• Given data:
_ _ _ _ _

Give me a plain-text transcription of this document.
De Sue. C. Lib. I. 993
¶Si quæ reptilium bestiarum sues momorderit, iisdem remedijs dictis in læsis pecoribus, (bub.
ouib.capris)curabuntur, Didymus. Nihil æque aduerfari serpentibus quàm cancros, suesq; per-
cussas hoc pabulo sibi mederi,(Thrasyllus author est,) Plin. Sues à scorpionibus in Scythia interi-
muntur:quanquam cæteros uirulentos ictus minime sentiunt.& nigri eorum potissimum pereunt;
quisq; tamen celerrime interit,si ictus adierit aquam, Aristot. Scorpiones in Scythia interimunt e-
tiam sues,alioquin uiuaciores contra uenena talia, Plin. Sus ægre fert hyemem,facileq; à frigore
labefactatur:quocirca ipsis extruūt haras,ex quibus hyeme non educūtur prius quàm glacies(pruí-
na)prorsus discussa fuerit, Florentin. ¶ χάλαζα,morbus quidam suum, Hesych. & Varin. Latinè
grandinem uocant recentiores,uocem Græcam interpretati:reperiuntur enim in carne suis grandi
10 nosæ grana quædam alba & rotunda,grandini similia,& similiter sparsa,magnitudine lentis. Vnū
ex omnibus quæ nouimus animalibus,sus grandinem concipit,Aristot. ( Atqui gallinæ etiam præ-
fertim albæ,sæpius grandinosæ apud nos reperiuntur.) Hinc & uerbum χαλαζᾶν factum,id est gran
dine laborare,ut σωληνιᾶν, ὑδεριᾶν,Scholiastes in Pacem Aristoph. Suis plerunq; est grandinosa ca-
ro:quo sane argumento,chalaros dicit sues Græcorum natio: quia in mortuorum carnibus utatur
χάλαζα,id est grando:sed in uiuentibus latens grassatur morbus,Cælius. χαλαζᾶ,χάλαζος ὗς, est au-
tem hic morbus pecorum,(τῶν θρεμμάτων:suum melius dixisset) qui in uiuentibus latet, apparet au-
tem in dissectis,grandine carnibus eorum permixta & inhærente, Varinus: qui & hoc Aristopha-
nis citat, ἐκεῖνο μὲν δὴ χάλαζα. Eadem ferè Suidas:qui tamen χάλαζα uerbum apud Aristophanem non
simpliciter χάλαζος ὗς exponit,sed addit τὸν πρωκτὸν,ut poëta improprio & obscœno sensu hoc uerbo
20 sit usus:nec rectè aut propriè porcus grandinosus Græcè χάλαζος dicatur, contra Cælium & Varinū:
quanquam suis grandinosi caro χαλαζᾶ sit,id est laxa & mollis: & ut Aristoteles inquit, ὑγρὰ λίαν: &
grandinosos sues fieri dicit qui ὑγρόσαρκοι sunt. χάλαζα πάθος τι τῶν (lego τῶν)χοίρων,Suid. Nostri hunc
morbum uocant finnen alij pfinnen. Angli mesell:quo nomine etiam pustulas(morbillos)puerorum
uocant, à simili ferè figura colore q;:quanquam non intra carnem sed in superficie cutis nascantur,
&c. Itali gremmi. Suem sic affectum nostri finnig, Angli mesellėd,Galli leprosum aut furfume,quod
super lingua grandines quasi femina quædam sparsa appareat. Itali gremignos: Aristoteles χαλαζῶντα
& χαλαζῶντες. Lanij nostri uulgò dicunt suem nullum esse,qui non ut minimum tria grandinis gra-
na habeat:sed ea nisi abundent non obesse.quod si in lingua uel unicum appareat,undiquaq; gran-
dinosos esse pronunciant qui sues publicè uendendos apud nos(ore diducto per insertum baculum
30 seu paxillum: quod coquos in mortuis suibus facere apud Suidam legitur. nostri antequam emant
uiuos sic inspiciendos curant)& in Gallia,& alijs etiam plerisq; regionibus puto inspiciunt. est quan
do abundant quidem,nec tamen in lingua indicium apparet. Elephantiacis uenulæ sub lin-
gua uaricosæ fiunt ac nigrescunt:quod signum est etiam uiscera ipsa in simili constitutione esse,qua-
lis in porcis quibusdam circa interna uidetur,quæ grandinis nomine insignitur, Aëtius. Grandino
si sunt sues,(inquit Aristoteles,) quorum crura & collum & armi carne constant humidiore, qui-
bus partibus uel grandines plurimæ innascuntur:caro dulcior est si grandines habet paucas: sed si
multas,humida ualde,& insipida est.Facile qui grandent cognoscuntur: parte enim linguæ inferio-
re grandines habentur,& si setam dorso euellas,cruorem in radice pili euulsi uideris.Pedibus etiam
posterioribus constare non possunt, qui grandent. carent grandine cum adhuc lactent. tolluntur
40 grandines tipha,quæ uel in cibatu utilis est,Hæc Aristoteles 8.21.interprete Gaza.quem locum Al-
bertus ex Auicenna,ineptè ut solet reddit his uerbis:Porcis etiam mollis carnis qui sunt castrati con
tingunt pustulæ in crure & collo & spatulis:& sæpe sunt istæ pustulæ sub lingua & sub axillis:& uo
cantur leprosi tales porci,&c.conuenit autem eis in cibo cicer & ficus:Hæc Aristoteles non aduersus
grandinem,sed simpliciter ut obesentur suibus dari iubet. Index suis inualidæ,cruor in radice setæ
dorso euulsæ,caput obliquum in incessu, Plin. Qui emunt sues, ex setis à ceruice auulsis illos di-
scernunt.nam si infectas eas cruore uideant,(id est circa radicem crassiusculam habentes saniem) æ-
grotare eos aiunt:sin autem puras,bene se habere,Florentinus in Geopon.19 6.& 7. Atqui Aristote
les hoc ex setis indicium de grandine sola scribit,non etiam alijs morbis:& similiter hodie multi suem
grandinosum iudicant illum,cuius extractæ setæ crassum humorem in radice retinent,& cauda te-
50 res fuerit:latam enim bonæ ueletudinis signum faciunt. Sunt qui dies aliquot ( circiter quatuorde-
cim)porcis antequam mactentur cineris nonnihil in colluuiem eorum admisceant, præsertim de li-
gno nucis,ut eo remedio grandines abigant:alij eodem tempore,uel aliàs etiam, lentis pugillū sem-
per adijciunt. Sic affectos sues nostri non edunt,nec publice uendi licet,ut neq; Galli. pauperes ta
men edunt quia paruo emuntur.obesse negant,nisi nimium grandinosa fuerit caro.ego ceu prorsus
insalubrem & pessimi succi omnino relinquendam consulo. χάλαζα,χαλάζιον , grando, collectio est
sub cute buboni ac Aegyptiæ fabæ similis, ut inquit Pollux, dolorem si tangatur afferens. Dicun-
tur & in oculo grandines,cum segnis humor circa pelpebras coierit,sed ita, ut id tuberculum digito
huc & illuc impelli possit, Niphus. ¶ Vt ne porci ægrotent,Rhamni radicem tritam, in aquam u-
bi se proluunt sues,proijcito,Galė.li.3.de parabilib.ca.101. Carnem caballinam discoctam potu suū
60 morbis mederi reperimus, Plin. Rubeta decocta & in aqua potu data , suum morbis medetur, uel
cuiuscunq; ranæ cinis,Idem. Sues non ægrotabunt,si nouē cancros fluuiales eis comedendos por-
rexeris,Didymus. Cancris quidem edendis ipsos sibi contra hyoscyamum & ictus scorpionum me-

_ _ _ _ _

• Directions: Exactly reproduce every line found in the records.

• Written solution:
Give me a plain-text transcription of this document.
De Sue. C. Lib. I. 993
¶Si quæ reptilium bestiarum sues momorderit, iisdem remedijs dictis in læsis pecoribus, (bub.
ouib.capris)curabuntur, Didymus. Nihil æque aduerfari serpentibus quàm cancros, suesq; per-
cussas hoc pabulo sibi mederi,(Thrasyllus author est,) Plin. Sues à scorpionibus in Scythia interi-
muntur:quanquam cæteros uirulentos ictus minime sentiunt.& nigri eorum potissimum pereunt;
quisq; tamen celerrime interit,si ictus adierit aquam, Aristot. Scorpiones in Scythia interimunt e-
tiam sues,alioquin uiuaciores contra uenena talia, Plin. Sus ægre fert hyemem,facileq; à frigore
labefactatur:quocirca ipsis extruūt haras,ex quibus hyeme non educūtur prius quàm glacies(pruí-
na)prorsus discussa fuerit, Florentin. ¶ χάλαζα,morbus quidam suum, Hesych. & Varin. Latinè
grandinem uocant recentiores,uocem Græcam interpretati:reperiuntur enim in carne suis grandi
10 nosæ grana quædam alba & rotunda,grandini similia,& similiter sparsa,magnitudine lentis. Vnū
ex omnibus quæ nouimus animalibus,sus grandinem concipit,Aristot. ( Atqui gallinæ etiam præ-
fertim albæ,sæpius grandinosæ apud nos reperiuntur.) Hinc & uerbum χαλαζᾶν factum,id est gran
dine laborare,ut σωληνιᾶν, ὑδεριᾶν,Scholiastes in Pacem Aristoph. Suis plerunq; est grandinosa ca-
ro:quo sane argumento,chalaros dicit sues Græcorum natio: quia in mortuorum carnibus utatur
χάλαζα,id est grando:sed in uiuentibus latens grassatur morbus,Cælius. χαλαζᾶ,χάλαζος ὗς, est au-
tem hic morbus pecorum,(τῶν θρεμμάτων:suum melius dixisset) qui in uiuentibus latet, apparet au-
tem in dissectis,grandine carnibus eorum permixta & inhærente, Varinus: qui & hoc Aristopha-
nis citat, ἐκεῖνο μὲν δὴ χάλαζα. Eadem ferè Suidas:qui tamen χάλαζα uerbum apud Aristophanem non
simpliciter χάλαζος ὗς exponit,sed addit τὸν πρωκτὸν,ut poëta improprio & obscœno sensu hoc uerbo
20 sit usus:nec rectè aut propriè porcus grandinosus Græcè χάλαζος dicatur, contra Cælium & Varinū:
quanquam suis grandinosi caro χαλαζᾶ sit,id est laxa & mollis: & ut Aristoteles inquit, ὑγρὰ λίαν: &
grandinosos sues fieri dicit qui ὑγρόσαρκοι sunt. χάλαζα πάθος τι τῶν (lego τῶν)χοίρων,Suid. Nostri hunc
morbum uocant finnen alij pfinnen. Angli mesell:quo nomine etiam pustulas(morbillos)puerorum
uocant, à simili ferè figura colore q;:quanquam non intra carnem sed in superficie cutis nascantur,
&c. Itali gremmi. Suem sic affectum nostri finnig, Angli mesellėd,Galli leprosum aut furfume,quod
super lingua grandines quasi femina quædam sparsa appareat. Itali gremignos: Aristoteles χαλαζῶντα
& χαλαζῶντες. Lanij nostri uulgò dicunt suem nullum esse,qui non ut minimum tria grandinis gra-
na habeat:sed ea nisi abundent non obesse.quod si in lingua uel unicum appareat,undiquaq; gran-
dinosos esse pronunciant qui sues publicè uendendos apud nos(ore diducto per insertum baculum
30 seu paxillum: quod coquos in mortuis suibus facere apud Suidam legitur. nostri antequam emant
uiuos sic inspiciendos curant)& in Gallia,& alijs etiam plerisq; regionibus puto inspiciunt. est quan
do abundant quidem,nec tamen in lingua indicium apparet. Elephantiacis uenulæ sub lin-
gua uaricosæ fiunt ac nigrescunt:quod signum est etiam uiscera ipsa in simili constitutione esse,qua-
lis in porcis quibusdam circa interna uidetur,quæ grandinis nomine insignitur, Aëtius. Grandino
si sunt sues,(inquit Aristoteles,) quorum crura & collum & armi carne constant humidiore, qui-
bus partibus uel grandines plurimæ innascuntur:caro dulcior est si grandines habet paucas: sed si
multas,humida ualde,& insipida est.Facile qui grandent cognoscuntur: parte enim linguæ inferio-
re grandines habentur,& si setam dorso euellas,cruorem in radice pili euulsi uideris.Pedibus etiam
posterioribus constare non possunt, qui grandent. carent grandine cum adhuc lactent. tolluntur
40 grandines tipha,quæ uel in cibatu utilis est,Hæc Aristoteles 8.21.interprete Gaza.quem locum Al-
bertus ex Auicenna,ineptè ut solet reddit his uerbis:Porcis etiam mollis carnis qui sunt castrati con
tingunt pustulæ in crure & collo & spatulis:& sæpe sunt istæ pustulæ sub lingua & sub axillis:& uo
cantur leprosi tales porci,&c.conuenit autem eis in cibo cicer & ficus:Hæc Aristoteles non aduersus
grandinem,sed simpliciter ut obesentur suibus dari iubet. Index suis inualidæ,cruor in radice setæ
dorso euulsæ,caput obliquum in incessu, Plin. Qui emunt sues, ex setis à ceruice auulsis illos di-
scernunt.nam si infectas eas cruore uideant,(id est circa radicem crassiusculam habentes saniem) æ-
grotare eos aiunt:sin autem puras,bene se habere,Florentinus in Geopon.19 6.& 7. Atqui Aristote
les hoc ex setis indicium de grandine sola scribit,non etiam alijs morbis:& similiter hodie multi suem
grandinosum iudicant illum,cuius extractæ setæ crassum humorem in radice retinent,& cauda te-
50 res fuerit:latam enim bonæ ueletudinis signum faciunt. Sunt qui dies aliquot ( circiter quatuorde-
cim)porcis antequam mactentur cineris nonnihil in colluuiem eorum admisceant, præsertim de li-
gno nucis,ut eo remedio grandines abigant:alij eodem tempore,uel aliàs etiam, lentis pugillū sem-
per adijciunt. Sic affectos sues nostri non edunt,nec publice uendi licet,ut neq; Galli. pauperes ta
men edunt quia paruo emuntur.obesse negant,nisi nimium grandinosa fuerit caro.ego ceu prorsus
insalubrem & pessimi succi omnino relinquendam consulo. χάλαζα,χαλάζιον , grando, collectio est
sub cute buboni ac Aegyptiæ fabæ similis, ut inquit Pollux, dolorem si tangatur afferens. Dicun-
tur & in oculo grandines,cum segnis humor circa pelpebras coierit,sed ita, ut id tuberculum digito
huc & illuc impelli possit, Niphus. ¶ Vt ne porci ægrotent,Rhamni radicem tritam, in aquam u-
bi se proluunt sues,proijcito,Galė.li.3.de parabilib.ca.101. Carnem caballinam discoctam potu suū
60 morbis mederi reperimus, Plin. Rubeta decocta & in aqua potu data , suum morbis medetur, uel
cuiuscunq; ranæ cinis,Idem. Sues non ægrotabunt,si nouē cancros fluuiales eis comedendos por-
rexeris,Didymus. Cancris quidem edendis ipsos sibi contra hyoscyamum & ictus scorpionum me-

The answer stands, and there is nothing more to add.